= WHAT YOU SHOULD DO =
Return every record below exactly as written, but leave out the pictures.

-------- LISTED RECORDS --------

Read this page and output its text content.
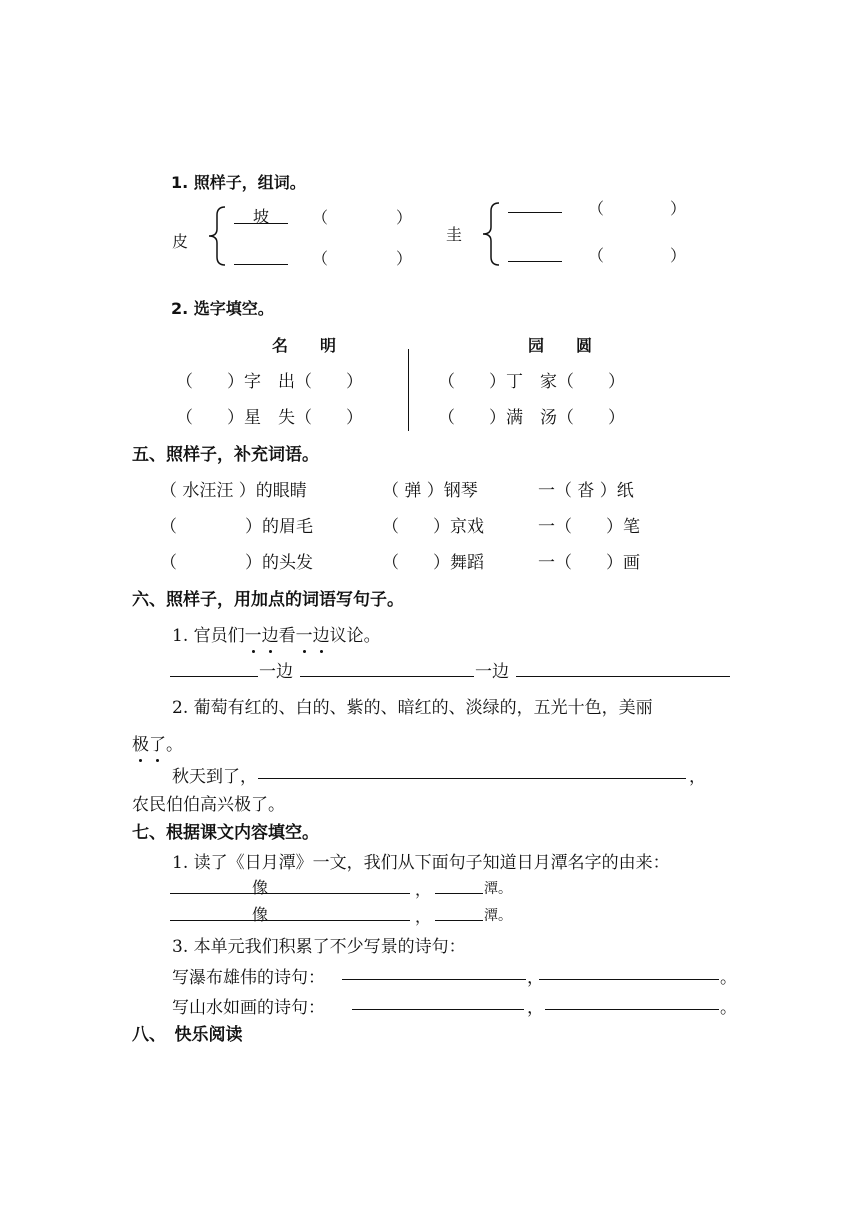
1. 照样子，组词。
皮
坡	（	）
（	）
圭
（	）
（	）
2. 选字填空。
名　　明	园　　圆
（　　）字　出（　　）
（　　）星　失（　　）
（　　）丁　家（　　）
（　　）满　汤（　　）
五、照样子，补充词语。
（ 水汪汪 ）的眼睛	（ 弹 ）钢琴	一（ 沓 ）纸
（　　　　）的眉毛	（　　）京戏	一（　　）笔
（　　　　）的头发	（　　）舞蹈	一（　　）画
六、照样子，用加点的词语写句子。
1. 官员们一边看一边议论。
一边	一边
2. 葡萄有红的、白的、紫的、暗红的、淡绿的，五光十色，美丽
极了。
秋天到了，	，
农民伯伯高兴极了。
七、根据课文内容填空。
1. 读了《日月潭》一文，我们从下面句子知道日月潭名字的由来：
像	，	潭。
像	，	潭。
3. 本单元我们积累了不少写景的诗句：
写瀑布雄伟的诗句：	，	。
写山水如画的诗句：	，	。
八、　快乐阅读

--------

= WRITTEN SOLUTION =
Read this page and output its text content.
1. 照样子，组词。
皮
坡	（	）
（	）
圭
（	）
（	）
2. 选字填空。
名　　明	园　　圆
（　　）字　出（　　）
（　　）星　失（　　）
（　　）丁　家（　　）
（　　）满　汤（　　）
五、照样子，补充词语。
（ 水汪汪 ）的眼睛	（ 弹 ）钢琴	一（ 沓 ）纸
（　　　　）的眉毛	（　　）京戏	一（　　）笔
（　　　　）的头发	（　　）舞蹈	一（　　）画
六、照样子，用加点的词语写句子。
1. 官员们一边看一边议论。
一边	一边
2. 葡萄有红的、白的、紫的、暗红的、淡绿的，五光十色，美丽
极了。
秋天到了，	，
农民伯伯高兴极了。
七、根据课文内容填空。
1. 读了《日月潭》一文，我们从下面句子知道日月潭名字的由来：
像	，	潭。
像	，	潭。
3. 本单元我们积累了不少写景的诗句：
写瀑布雄伟的诗句：	，	。
写山水如画的诗句：	，	。
八、　快乐阅读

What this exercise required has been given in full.